• [AIM OF THE EXERCISE]:
Reproduce all of the material word for word.

• [DATASET ENTRIES]:
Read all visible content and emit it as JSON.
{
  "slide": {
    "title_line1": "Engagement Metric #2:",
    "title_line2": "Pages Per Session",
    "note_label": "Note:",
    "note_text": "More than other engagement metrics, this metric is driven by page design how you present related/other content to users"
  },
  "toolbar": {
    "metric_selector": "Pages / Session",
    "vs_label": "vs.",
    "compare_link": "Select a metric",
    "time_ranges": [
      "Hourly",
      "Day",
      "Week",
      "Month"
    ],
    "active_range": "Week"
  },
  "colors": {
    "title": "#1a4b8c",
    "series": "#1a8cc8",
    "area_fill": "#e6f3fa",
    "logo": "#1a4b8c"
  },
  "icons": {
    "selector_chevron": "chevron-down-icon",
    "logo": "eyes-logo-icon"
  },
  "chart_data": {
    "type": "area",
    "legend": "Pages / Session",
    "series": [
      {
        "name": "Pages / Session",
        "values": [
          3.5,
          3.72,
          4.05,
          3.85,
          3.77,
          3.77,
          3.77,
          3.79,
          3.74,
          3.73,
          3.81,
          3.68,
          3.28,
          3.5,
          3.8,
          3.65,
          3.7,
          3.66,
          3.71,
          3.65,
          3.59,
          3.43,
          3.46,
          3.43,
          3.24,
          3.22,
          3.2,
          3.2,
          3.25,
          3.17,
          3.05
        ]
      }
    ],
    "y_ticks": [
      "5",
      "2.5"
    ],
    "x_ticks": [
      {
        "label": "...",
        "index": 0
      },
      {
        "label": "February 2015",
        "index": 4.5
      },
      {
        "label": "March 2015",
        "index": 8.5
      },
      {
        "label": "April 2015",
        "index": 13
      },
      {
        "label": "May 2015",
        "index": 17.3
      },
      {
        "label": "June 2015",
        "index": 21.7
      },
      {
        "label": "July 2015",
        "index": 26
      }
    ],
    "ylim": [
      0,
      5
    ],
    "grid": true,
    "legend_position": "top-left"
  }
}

• [TASK OUTPUT]:
Read all visible content and emit it as JSON.
{
  "slide": {
    "title_line1": "Engagement Metric #2:",
    "title_line2": "Pages Per Session",
    "note_label": "Note:",
    "note_text": "More than other engagement metrics, this metric is driven by page design how you present related/other content to users"
  },
  "toolbar": {
    "metric_selector": "Pages / Session",
    "vs_label": "vs.",
    "compare_link": "Select a metric",
    "time_ranges": [
      "Hourly",
      "Day",
      "Week",
      "Month"
    ],
    "active_range": "Week"
  },
  "colors": {
    "title": "#1a4b8c",
    "series": "#1a8cc8",
    "area_fill": "#e6f3fa",
    "logo": "#1a4b8c"
  },
  "icons": {
    "selector_chevron": "chevron-down-icon",
    "logo": "eyes-logo-icon"
  },
  "chart_data": {
    "type": "area",
    "legend": "Pages / Session",
    "series": [
      {
        "name": "Pages / Session",
        "values": [
          3.5,
          3.72,
          4.05,
          3.85,
          3.77,
          3.77,
          3.77,
          3.79,
          3.74,
          3.73,
          3.81,
          3.68,
          3.28,
          3.5,
          3.8,
          3.65,
          3.7,
          3.66,
          3.71,
          3.65,
          3.59,
          3.43,
          3.46,
          3.43,
          3.24,
          3.22,
          3.2,
          3.2,
          3.25,
          3.17,
          3.05
        ]
      }
    ],
    "y_ticks": [
      "5",
      "2.5"
    ],
    "x_ticks": [
      {
        "label": "...",
        "index": 0
      },
      {
        "label": "February 2015",
        "index": 4.5
      },
      {
        "label": "March 2015",
        "index": 8.5
      },
      {
        "label": "April 2015",
        "index": 13
      },
      {
        "label": "May 2015",
        "index": 17.3
      },
      {
        "label": "June 2015",
        "index": 21.7
      },
      {
        "label": "July 2015",
        "index": 26
      }
    ],
    "ylim": [
      0,
      5
    ],
    "grid": true,
    "legend_position": "top-left"
  }
}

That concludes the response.